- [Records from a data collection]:
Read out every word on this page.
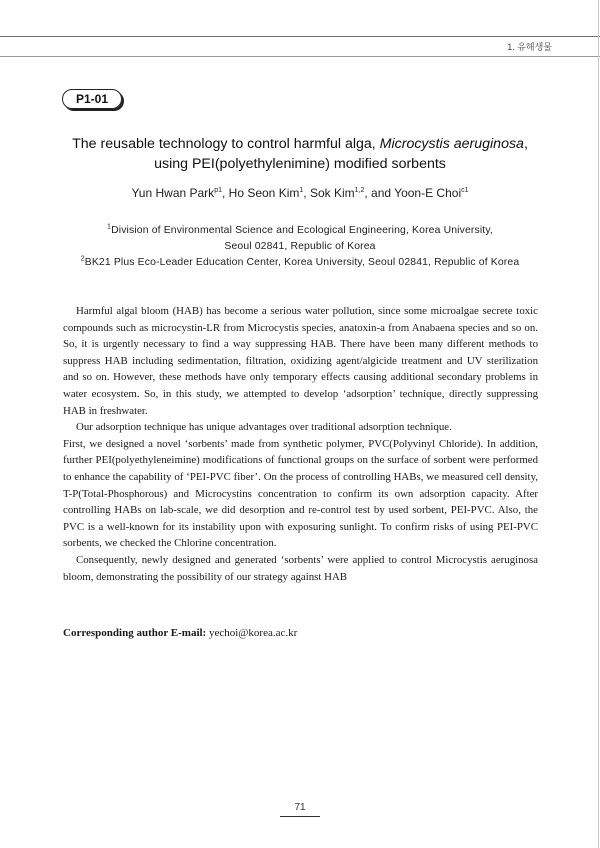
1. 유해생물
P1-01
The reusable technology to control harmful alga, Microcystis aeruginosa,
using PEI(polyethylenimine) modified sorbents
Yun Hwan Park$^{p1}$, Ho Seon Kim$^1$, Sok Kim$^{1,2}$, and Yoon-E Choi$^{c1}$
$^1$Division of Environmental Science and Ecological Engineering, Korea University,
Seoul 02841, Republic of Korea
$^2$BK21 Plus Eco-Leader Education Center, Korea University, Seoul 02841, Republic of Korea

Harmful algal bloom (HAB) has become a serious water pollution, since some microalgae secrete toxic compounds such as microcystin-LR from Microcystis species, anatoxin-a from Anabaena species and so on. So, it is urgently necessary to find a way suppressing HAB. There have been many different methods to suppress HAB including sedimentation, filtration, oxidizing agent/algicide treatment and UV sterilization and so on. However, these methods have only temporary effects causing additional secondary problems in water ecosystem. So, in this study, we attempted to develop ‘adsorption’ technique, directly suppressing HAB in freshwater.

Our adsorption technique has unique advantages over traditional adsorption technique.

First, we designed a novel ‘sorbents’ made from synthetic polymer, PVC(Polyvinyl Chloride). In addition, further PEI(polyethyleneimine) modifications of functional groups on the surface of sorbent were performed to enhance the capability of ‘PEI-PVC fiber’. On the process of controlling HABs, we measured cell density, T-P(Total-Phosphorous) and Microcystins concentration to confirm its own adsorption capacity. After controlling HABs on lab-scale, we did desorption and re-control test by used sorbent, PEI-PVC. Also, the PVC is a well-known for its instability upon with exposuring sunlight. To confirm risks of using PEI-PVC sorbents, we checked the Chlorine concentration.

Consequently, newly designed and generated ‘sorbents’ were applied to control Microcystis aeruginosa bloom, demonstrating the possibility of our strategy against HAB

Corresponding author E-mail: yechoi@korea.ac.kr
71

- [ACTIVITY]: The lines you need are those with the word "technique"; list them from the entries.

- [WRITTEN REPLY]:
Harmful algal bloom (HAB) has become a serious water pollution, since some microalgae secrete toxic compounds such as microcystin-LR from Microcystis species, anatoxin-a from Anabaena species and so on. So, it is urgently necessary to find a way suppressing HAB. There have been many different methods to suppress HAB including sedimentation, filtration, oxidizing agent/algicide treatment and UV sterilization and so on. However, these methods have only temporary effects causing additional secondary problems in water ecosystem. So, in this study, we attempted to develop ‘adsorption’ technique, directly suppressing HAB in freshwater.
Our adsorption technique has unique advantages over traditional adsorption technique.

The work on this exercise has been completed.